Find every line below that contains the word "Otago" and copy it out.
── Data to use ──
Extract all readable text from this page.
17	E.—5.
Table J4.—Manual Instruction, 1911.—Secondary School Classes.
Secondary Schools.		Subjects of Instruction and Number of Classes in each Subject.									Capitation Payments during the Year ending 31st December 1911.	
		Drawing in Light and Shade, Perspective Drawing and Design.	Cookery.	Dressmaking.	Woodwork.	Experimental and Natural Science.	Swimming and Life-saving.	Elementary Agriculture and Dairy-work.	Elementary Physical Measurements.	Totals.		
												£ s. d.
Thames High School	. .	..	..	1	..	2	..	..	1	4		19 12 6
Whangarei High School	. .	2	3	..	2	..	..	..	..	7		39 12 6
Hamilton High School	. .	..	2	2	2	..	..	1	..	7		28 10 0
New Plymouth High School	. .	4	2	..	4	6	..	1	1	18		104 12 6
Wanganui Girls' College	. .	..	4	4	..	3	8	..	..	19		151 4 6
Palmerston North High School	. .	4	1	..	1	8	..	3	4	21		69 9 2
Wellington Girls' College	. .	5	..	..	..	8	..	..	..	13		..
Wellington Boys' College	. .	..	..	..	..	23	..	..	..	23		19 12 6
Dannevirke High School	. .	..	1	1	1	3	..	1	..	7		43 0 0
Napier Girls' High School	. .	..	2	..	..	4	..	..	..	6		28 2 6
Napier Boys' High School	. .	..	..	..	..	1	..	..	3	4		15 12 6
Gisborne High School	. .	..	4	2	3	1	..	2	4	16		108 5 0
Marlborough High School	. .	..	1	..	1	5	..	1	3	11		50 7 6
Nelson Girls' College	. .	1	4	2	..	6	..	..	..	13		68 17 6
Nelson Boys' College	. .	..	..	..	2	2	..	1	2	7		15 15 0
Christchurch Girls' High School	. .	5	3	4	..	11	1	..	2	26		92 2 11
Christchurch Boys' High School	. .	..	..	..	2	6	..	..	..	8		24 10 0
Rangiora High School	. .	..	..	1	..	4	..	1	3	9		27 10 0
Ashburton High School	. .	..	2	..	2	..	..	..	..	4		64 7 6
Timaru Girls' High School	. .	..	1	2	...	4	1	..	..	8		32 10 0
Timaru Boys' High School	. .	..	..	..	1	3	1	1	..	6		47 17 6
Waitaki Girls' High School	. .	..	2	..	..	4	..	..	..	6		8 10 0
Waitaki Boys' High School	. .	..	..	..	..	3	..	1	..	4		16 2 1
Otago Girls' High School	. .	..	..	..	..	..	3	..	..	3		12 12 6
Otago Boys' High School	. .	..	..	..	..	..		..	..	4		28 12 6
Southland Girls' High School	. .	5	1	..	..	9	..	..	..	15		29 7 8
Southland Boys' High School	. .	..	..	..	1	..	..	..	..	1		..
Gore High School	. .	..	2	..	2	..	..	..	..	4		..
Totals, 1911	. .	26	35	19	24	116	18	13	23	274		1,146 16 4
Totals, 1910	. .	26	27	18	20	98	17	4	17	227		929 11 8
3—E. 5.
───
Exercise output -
Otago Girls' High School	. .	..	..	..	..	..	3	..	..	3		12 12 6
Otago Boys' High School	. .	..	..	..	..	..		..	..	4		28 12 6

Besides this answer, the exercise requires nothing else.